▶ _What to produce_
Put the lines that follow into a Markdown table with the columns "No." and "Line," numbering each row and omitting blank lines. Leave the pictures out of the table.

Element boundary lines
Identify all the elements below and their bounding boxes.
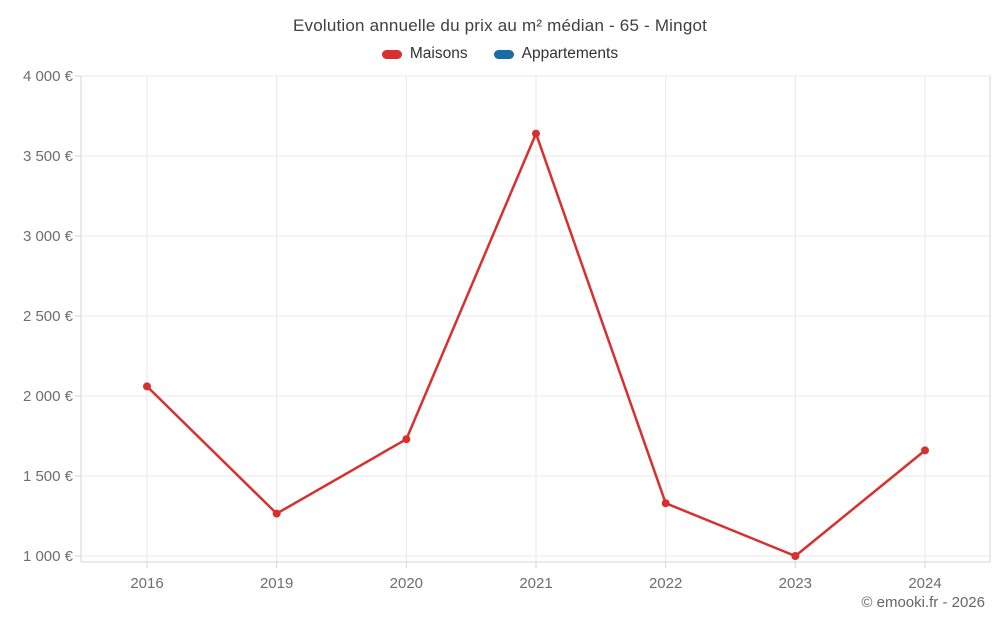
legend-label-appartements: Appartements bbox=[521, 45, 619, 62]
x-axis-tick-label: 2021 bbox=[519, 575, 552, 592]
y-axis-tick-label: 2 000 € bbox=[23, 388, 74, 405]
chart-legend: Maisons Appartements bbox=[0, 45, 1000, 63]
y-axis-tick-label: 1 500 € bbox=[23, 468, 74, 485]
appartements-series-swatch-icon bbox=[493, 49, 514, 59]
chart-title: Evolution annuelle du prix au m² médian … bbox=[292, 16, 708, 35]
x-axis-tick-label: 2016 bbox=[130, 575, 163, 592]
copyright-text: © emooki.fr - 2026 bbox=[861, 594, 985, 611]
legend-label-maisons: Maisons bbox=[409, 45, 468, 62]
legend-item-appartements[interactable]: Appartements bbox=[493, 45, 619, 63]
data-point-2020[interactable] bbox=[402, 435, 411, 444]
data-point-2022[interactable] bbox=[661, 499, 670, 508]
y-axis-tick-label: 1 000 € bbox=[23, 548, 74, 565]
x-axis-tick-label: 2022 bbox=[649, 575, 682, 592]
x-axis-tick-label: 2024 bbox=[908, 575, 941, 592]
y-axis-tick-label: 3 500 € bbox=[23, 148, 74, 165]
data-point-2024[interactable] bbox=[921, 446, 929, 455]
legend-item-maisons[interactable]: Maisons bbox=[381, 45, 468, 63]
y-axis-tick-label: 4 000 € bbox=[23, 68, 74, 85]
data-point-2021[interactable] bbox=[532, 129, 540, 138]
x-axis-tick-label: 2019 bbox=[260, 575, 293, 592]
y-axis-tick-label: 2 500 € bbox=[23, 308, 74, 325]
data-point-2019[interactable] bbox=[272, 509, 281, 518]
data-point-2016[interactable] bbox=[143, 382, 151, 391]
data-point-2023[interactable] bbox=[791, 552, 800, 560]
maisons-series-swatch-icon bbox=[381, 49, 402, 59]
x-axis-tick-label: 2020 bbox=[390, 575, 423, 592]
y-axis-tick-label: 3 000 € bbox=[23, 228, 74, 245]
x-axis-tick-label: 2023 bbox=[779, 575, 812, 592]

▶ _Worked solution_
| No. | Line |
|---|---|
| 1 | Identify all the elements below and their bounding boxes. |
| 2 | legend-label-appartements: Appartements bbox=[521, 45, 619, 62] |
| 3 | x-axis-tick-label: 2021 bbox=[519, 575, 552, 592] |
| 4 | y-axis-tick-label: 2 000 € bbox=[23, 388, 74, 405] |
| 5 | chart-legend: Maisons Appartements bbox=[0, 45, 1000, 63] |
| 6 | y-axis-tick-label: 1 500 € bbox=[23, 468, 74, 485] |
| 7 | appartements-series-swatch-icon bbox=[493, 49, 514, 59] |
| 8 | chart-title: Evolution annuelle du prix au m² médian … bbox=[292, 16, 708, 35] |
| 9 | x-axis-tick-label: 2016 bbox=[130, 575, 163, 592] |
| 10 | copyright-text: © emooki.fr - 2026 bbox=[861, 594, 985, 611] |
| 11 | legend-label-maisons: Maisons bbox=[409, 45, 468, 62] |
| 12 | legend-item-appartements[interactable]: Appartements bbox=[493, 45, 619, 63] |
| 13 | data-point-2020[interactable] bbox=[402, 435, 411, 444] |
| 14 | data-point-2022[interactable] bbox=[661, 499, 670, 508] |
| 15 | y-axis-tick-label: 1 000 € bbox=[23, 548, 74, 565] |
| 16 | x-axis-tick-label: 2022 bbox=[649, 575, 682, 592] |
| 17 | x-axis-tick-label: 2024 bbox=[908, 575, 941, 592] |
| 18 | y-axis-tick-label: 3 500 € bbox=[23, 148, 74, 165] |
| 19 | data-point-2024[interactable] bbox=[921, 446, 929, 455] |
| 20 | legend-item-maisons[interactable]: Maisons bbox=[381, 45, 468, 63] |
| 21 | y-axis-tick-label: 4 000 € bbox=[23, 68, 74, 85] |
| 22 | data-point-2021[interactable] bbox=[532, 129, 540, 138] |
| 23 | x-axis-tick-label: 2019 bbox=[260, 575, 293, 592] |
| 24 | y-axis-tick-label: 2 500 € bbox=[23, 308, 74, 325] |
| 25 | data-point-2019[interactable] bbox=[272, 509, 281, 518] |
| 26 | data-point-2016[interactable] bbox=[143, 382, 151, 391] |
| 27 | data-point-2023[interactable] bbox=[791, 552, 800, 560] |
| 28 | maisons-series-swatch-icon bbox=[381, 49, 402, 59] |
| 29 | x-axis-tick-label: 2020 bbox=[390, 575, 423, 592] |
| 30 | y-axis-tick-label: 3 000 € bbox=[23, 228, 74, 245] |
| 31 | x-axis-tick-label: 2023 bbox=[779, 575, 812, 592] |